Gather each line containing the string "meta" from these entries.
*-*-*
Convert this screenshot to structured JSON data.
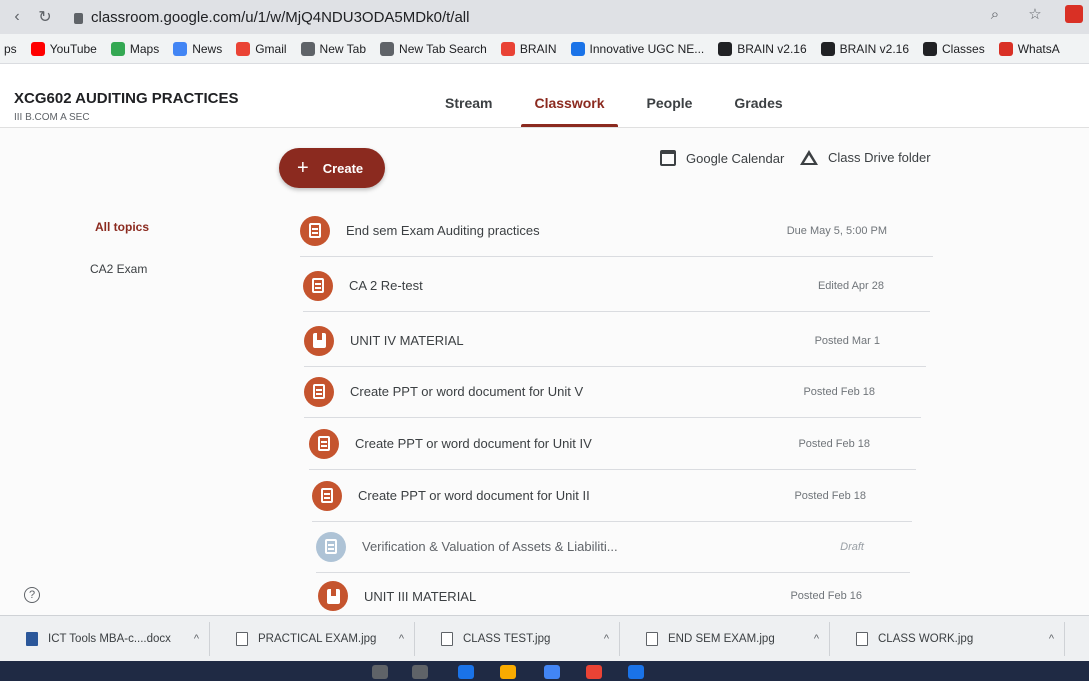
{
  "browser": {
    "url": "classroom.google.com/u/1/w/MjQ4NDU3ODA5MDk0/t/all",
    "bookmarks": [
      {
        "label": "ps",
        "color": ""
      },
      {
        "label": "YouTube",
        "color": "#ff0000"
      },
      {
        "label": "Maps",
        "color": "#34a853"
      },
      {
        "label": "News",
        "color": "#4285f4"
      },
      {
        "label": "Gmail",
        "color": "#ea4335"
      },
      {
        "label": "New Tab",
        "color": "#5f6368"
      },
      {
        "label": "New Tab Search",
        "color": "#5f6368"
      },
      {
        "label": "BRAIN",
        "color": "#e94235"
      },
      {
        "label": "Innovative UGC NE...",
        "color": "#1a73e8"
      },
      {
        "label": "BRAIN v2.16",
        "color": "#202124"
      },
      {
        "label": "BRAIN v2.16",
        "color": "#202124"
      },
      {
        "label": "Classes",
        "color": "#202124"
      },
      {
        "label": "WhatsA",
        "color": "#d93025"
      }
    ]
  },
  "course": {
    "title": "XCG602 AUDITING PRACTICES",
    "section": "III B.COM A SEC"
  },
  "tabs": [
    {
      "label": "Stream",
      "active": false
    },
    {
      "label": "Classwork",
      "active": true
    },
    {
      "label": "People",
      "active": false
    },
    {
      "label": "Grades",
      "active": false
    }
  ],
  "toolbar": {
    "create_label": "Create",
    "calendar_label": "Google Calendar",
    "drive_label": "Class Drive folder"
  },
  "topics": [
    "All topics",
    "CA2 Exam"
  ],
  "items": [
    {
      "title": "End sem Exam Auditing practices",
      "meta": "Due May 5, 5:00 PM",
      "icon": "assignment-icon",
      "draft": false
    },
    {
      "title": "CA 2 Re-test",
      "meta": "Edited Apr 28",
      "icon": "assignment-icon",
      "draft": false
    },
    {
      "title": "UNIT IV MATERIAL",
      "meta": "Posted Mar 1",
      "icon": "material-icon",
      "draft": false
    },
    {
      "title": "Create PPT or word document for Unit V",
      "meta": "Posted Feb 18",
      "icon": "assignment-icon",
      "draft": false
    },
    {
      "title": "Create PPT or word document for Unit IV",
      "meta": "Posted Feb 18",
      "icon": "assignment-icon",
      "draft": false
    },
    {
      "title": "Create PPT or word document for Unit II",
      "meta": "Posted Feb 18",
      "icon": "assignment-icon",
      "draft": false
    },
    {
      "title": "Verification & Valuation of Assets & Liabiliti...",
      "meta": "Draft",
      "icon": "assignment-icon",
      "draft": true
    },
    {
      "title": "UNIT III MATERIAL",
      "meta": "Posted Feb 16",
      "icon": "material-icon",
      "draft": false
    }
  ],
  "downloads": [
    {
      "name": "ICT Tools MBA-c....docx",
      "type": "word"
    },
    {
      "name": "PRACTICAL EXAM.jpg",
      "type": "image"
    },
    {
      "name": "CLASS TEST.jpg",
      "type": "image"
    },
    {
      "name": "END SEM EXAM.jpg",
      "type": "image"
    },
    {
      "name": "CLASS WORK.jpg",
      "type": "image"
    }
  ],
  "colors": {
    "accent": "#8b2a1f",
    "item_icon": "#c5542e",
    "draft_icon": "#aec3d6"
  }
}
*-*-*
TASK OUTPUT |
      "meta": "Due May 5, 5:00 PM",
      "meta": "Edited Apr 28",
      "meta": "Posted Mar 1",
      "meta": "Posted Feb 18",
      "meta": "Posted Feb 18",
      "meta": "Posted Feb 18",
      "meta": "Draft",
      "meta": "Posted Feb 16",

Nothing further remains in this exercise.